Skip the images and copy each record exactly as written.
• • • • •
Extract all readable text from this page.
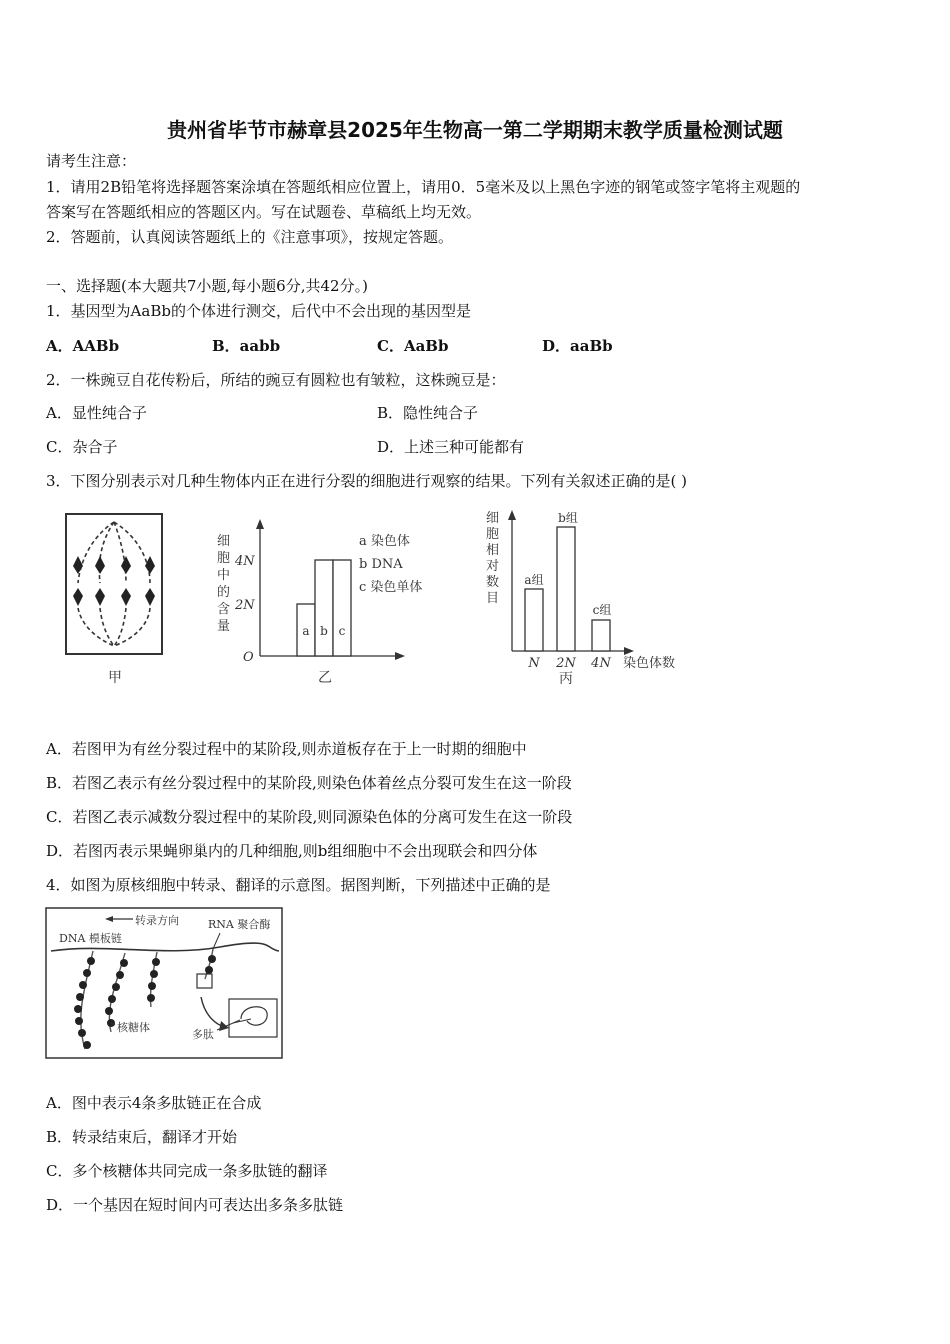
贵州省毕节市赫章县2025年生物高一第二学期期末教学质量检测试题
请考生注意：
1．请用2B铅笔将选择题答案涂填在答题纸相应位置上，请用0．5毫米及以上黑色字迹的钢笔或签字笔将主观题的
答案写在答题纸相应的答题区内。写在试题卷、草稿纸上均无效。
2．答题前，认真阅读答题纸上的《注意事项》，按规定答题。
一、选择题(本大题共7小题,每小题6分,共42分。)
1．基因型为AaBb的个体进行测交，后代中不会出现的基因型是
A．AABb	B．aabb	C．AaBb	D．aaBb
2．一株豌豆自花传粉后，所结的豌豆有圆粒也有皱粒，这株豌豆是：
A．显性纯合子	B．隐性纯合子
C．杂合子	D．上述三种可能都有
3．下图分别表示对几种生物体内正在进行分裂的细胞进行观察的结果。下列有关叙述正确的是( )
甲
细
胞
中
的
含
量
4N
2N
O
a b c
a 染色体
b DNA
c 染色单体
乙
细
胞
相
对
数
目
a组
b组
c组
N 2N 4N 染色体数
丙
A．若图甲为有丝分裂过程中的某阶段,则赤道板存在于上一时期的细胞中
B．若图乙表示有丝分裂过程中的某阶段,则染色体着丝点分裂可发生在这一阶段
C．若图乙表示减数分裂过程中的某阶段,则同源染色体的分离可发生在这一阶段
D．若图丙表示果蝇卵巢内的几种细胞,则b组细胞中不会出现联会和四分体
4．如图为原核细胞中转录、翻译的示意图。据图判断，下列描述中正确的是
转录方向	RNA 聚合酶
DNA 模板链
核糖体
多肽
A．图中表示4条多肽链正在合成
B．转录结束后，翻译才开始
C．多个核糖体共同完成一条多肽链的翻译
D．一个基因在短时间内可表达出多条多肽链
• • • • •
__Output__.
Extract all readable text from this page.
贵州省毕节市赫章县2025年生物高一第二学期期末教学质量检测试题
请考生注意：
1．请用2B铅笔将选择题答案涂填在答题纸相应位置上，请用0．5毫米及以上黑色字迹的钢笔或签字笔将主观题的
答案写在答题纸相应的答题区内。写在试题卷、草稿纸上均无效。
2．答题前，认真阅读答题纸上的《注意事项》，按规定答题。
一、选择题(本大题共7小题,每小题6分,共42分。)
1．基因型为AaBb的个体进行测交，后代中不会出现的基因型是
A．AABb	B．aabb	C．AaBb	D．aaBb
2．一株豌豆自花传粉后，所结的豌豆有圆粒也有皱粒，这株豌豆是：
A．显性纯合子	B．隐性纯合子
C．杂合子	D．上述三种可能都有
3．下图分别表示对几种生物体内正在进行分裂的细胞进行观察的结果。下列有关叙述正确的是( )
甲
细
胞
中
的
含
量
4N
2N
O
a b c
a 染色体
b DNA
c 染色单体
乙
细
胞
相
对
数
目
a组
b组
c组
N 2N 4N 染色体数
丙
A．若图甲为有丝分裂过程中的某阶段,则赤道板存在于上一时期的细胞中
B．若图乙表示有丝分裂过程中的某阶段,则染色体着丝点分裂可发生在这一阶段
C．若图乙表示减数分裂过程中的某阶段,则同源染色体的分离可发生在这一阶段
D．若图丙表示果蝇卵巢内的几种细胞,则b组细胞中不会出现联会和四分体
4．如图为原核细胞中转录、翻译的示意图。据图判断，下列描述中正确的是
转录方向	RNA 聚合酶
DNA 模板链
核糖体
多肽
A．图中表示4条多肽链正在合成
B．转录结束后，翻译才开始
C．多个核糖体共同完成一条多肽链的翻译
D．一个基因在短时间内可表达出多条多肽链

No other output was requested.